Exactly as written, print each record in the listing.

===

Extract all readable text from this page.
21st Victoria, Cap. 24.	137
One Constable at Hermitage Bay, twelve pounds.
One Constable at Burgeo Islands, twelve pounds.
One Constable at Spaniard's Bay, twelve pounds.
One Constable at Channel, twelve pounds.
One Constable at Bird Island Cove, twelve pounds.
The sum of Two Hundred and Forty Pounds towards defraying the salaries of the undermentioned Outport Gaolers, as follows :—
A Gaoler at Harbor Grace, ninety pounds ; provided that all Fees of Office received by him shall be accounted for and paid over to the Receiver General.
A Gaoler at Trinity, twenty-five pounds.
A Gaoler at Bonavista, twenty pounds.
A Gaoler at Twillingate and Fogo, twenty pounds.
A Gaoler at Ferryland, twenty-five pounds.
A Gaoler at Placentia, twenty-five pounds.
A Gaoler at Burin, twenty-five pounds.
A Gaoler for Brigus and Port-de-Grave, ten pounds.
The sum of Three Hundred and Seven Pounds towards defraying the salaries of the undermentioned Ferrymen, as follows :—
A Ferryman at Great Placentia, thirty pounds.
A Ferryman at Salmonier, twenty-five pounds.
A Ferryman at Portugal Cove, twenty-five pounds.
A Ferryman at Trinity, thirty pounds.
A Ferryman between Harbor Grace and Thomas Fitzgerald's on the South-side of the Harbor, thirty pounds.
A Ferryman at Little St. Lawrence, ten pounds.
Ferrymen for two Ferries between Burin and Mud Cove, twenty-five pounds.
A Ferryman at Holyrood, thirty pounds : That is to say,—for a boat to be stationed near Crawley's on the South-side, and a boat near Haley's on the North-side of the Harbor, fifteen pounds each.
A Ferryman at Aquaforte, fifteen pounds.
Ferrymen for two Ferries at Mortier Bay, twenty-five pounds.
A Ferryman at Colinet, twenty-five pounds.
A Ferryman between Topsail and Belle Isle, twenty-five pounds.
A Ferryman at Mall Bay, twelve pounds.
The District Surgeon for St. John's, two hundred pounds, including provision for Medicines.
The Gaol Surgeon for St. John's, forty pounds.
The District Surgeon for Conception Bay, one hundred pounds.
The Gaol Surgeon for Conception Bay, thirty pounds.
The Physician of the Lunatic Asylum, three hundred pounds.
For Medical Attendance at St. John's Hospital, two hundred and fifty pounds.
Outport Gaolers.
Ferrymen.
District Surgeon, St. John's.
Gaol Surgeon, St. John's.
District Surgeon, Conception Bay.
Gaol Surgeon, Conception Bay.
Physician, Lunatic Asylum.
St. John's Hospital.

===

● **Answer**:
Extract all readable text from this page.
21st Victoria, Cap. 24.	137
One Constable at Hermitage Bay, twelve pounds.
One Constable at Burgeo Islands, twelve pounds.
One Constable at Spaniard's Bay, twelve pounds.
One Constable at Channel, twelve pounds.
One Constable at Bird Island Cove, twelve pounds.
The sum of Two Hundred and Forty Pounds towards defraying the salaries of the undermentioned Outport Gaolers, as follows :—
A Gaoler at Harbor Grace, ninety pounds ; provided that all Fees of Office received by him shall be accounted for and paid over to the Receiver General.
A Gaoler at Trinity, twenty-five pounds.
A Gaoler at Bonavista, twenty pounds.
A Gaoler at Twillingate and Fogo, twenty pounds.
A Gaoler at Ferryland, twenty-five pounds.
A Gaoler at Placentia, twenty-five pounds.
A Gaoler at Burin, twenty-five pounds.
A Gaoler for Brigus and Port-de-Grave, ten pounds.
The sum of Three Hundred and Seven Pounds towards defraying the salaries of the undermentioned Ferrymen, as follows :—
A Ferryman at Great Placentia, thirty pounds.
A Ferryman at Salmonier, twenty-five pounds.
A Ferryman at Portugal Cove, twenty-five pounds.
A Ferryman at Trinity, thirty pounds.
A Ferryman between Harbor Grace and Thomas Fitzgerald's on the South-side of the Harbor, thirty pounds.
A Ferryman at Little St. Lawrence, ten pounds.
Ferrymen for two Ferries between Burin and Mud Cove, twenty-five pounds.
A Ferryman at Holyrood, thirty pounds : That is to say,—for a boat to be stationed near Crawley's on the South-side, and a boat near Haley's on the North-side of the Harbor, fifteen pounds each.
A Ferryman at Aquaforte, fifteen pounds.
Ferrymen for two Ferries at Mortier Bay, twenty-five pounds.
A Ferryman at Colinet, twenty-five pounds.
A Ferryman between Topsail and Belle Isle, twenty-five pounds.
A Ferryman at Mall Bay, twelve pounds.
The District Surgeon for St. John's, two hundred pounds, including provision for Medicines.
The Gaol Surgeon for St. John's, forty pounds.
The District Surgeon for Conception Bay, one hundred pounds.
The Gaol Surgeon for Conception Bay, thirty pounds.
The Physician of the Lunatic Asylum, three hundred pounds.
For Medical Attendance at St. John's Hospital, two hundred and fifty pounds.
Outport Gaolers.
Ferrymen.
District Surgeon, St. John's.
Gaol Surgeon, St. John's.
District Surgeon, Conception Bay.
Gaol Surgeon, Conception Bay.
Physician, Lunatic Asylum.
St. John's Hospital.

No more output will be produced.